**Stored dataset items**
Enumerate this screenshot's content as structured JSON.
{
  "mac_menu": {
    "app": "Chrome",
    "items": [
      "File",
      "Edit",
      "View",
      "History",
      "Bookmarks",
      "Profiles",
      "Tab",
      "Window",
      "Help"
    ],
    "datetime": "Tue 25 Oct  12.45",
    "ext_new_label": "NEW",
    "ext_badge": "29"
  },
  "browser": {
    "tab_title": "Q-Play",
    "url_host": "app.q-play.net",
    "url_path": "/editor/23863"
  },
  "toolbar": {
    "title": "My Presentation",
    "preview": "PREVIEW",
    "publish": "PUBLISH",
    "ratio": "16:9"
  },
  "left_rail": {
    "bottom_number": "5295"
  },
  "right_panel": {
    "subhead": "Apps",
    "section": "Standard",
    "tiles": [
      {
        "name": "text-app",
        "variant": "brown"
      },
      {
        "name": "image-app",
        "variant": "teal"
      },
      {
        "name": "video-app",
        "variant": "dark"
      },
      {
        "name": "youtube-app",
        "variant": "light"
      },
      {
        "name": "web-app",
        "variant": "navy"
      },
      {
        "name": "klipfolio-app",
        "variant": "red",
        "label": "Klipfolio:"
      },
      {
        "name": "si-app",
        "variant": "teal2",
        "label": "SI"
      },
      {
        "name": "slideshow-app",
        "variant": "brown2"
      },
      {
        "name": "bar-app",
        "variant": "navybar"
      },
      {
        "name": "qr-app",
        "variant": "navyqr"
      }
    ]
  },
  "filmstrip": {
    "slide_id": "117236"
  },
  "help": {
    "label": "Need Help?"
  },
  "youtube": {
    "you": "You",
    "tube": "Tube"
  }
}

**Goal**
All entries must be repeated verbatim.

**Task response**
Enumerate this screenshot's content as structured JSON.
{
  "mac_menu": {
    "app": "Chrome",
    "items": [
      "File",
      "Edit",
      "View",
      "History",
      "Bookmarks",
      "Profiles",
      "Tab",
      "Window",
      "Help"
    ],
    "datetime": "Tue 25 Oct  12.45",
    "ext_new_label": "NEW",
    "ext_badge": "29"
  },
  "browser": {
    "tab_title": "Q-Play",
    "url_host": "app.q-play.net",
    "url_path": "/editor/23863"
  },
  "toolbar": {
    "title": "My Presentation",
    "preview": "PREVIEW",
    "publish": "PUBLISH",
    "ratio": "16:9"
  },
  "left_rail": {
    "bottom_number": "5295"
  },
  "right_panel": {
    "subhead": "Apps",
    "section": "Standard",
    "tiles": [
      {
        "name": "text-app",
        "variant": "brown"
      },
      {
        "name": "image-app",
        "variant": "teal"
      },
      {
        "name": "video-app",
        "variant": "dark"
      },
      {
        "name": "youtube-app",
        "variant": "light"
      },
      {
        "name": "web-app",
        "variant": "navy"
      },
      {
        "name": "klipfolio-app",
        "variant": "red",
        "label": "Klipfolio:"
      },
      {
        "name": "si-app",
        "variant": "teal2",
        "label": "SI"
      },
      {
        "name": "slideshow-app",
        "variant": "brown2"
      },
      {
        "name": "bar-app",
        "variant": "navybar"
      },
      {
        "name": "qr-app",
        "variant": "navyqr"
      }
    ]
  },
  "filmstrip": {
    "slide_id": "117236"
  },
  "help": {
    "label": "Need Help?"
  },
  "youtube": {
    "you": "You",
    "tube": "Tube"
  }
}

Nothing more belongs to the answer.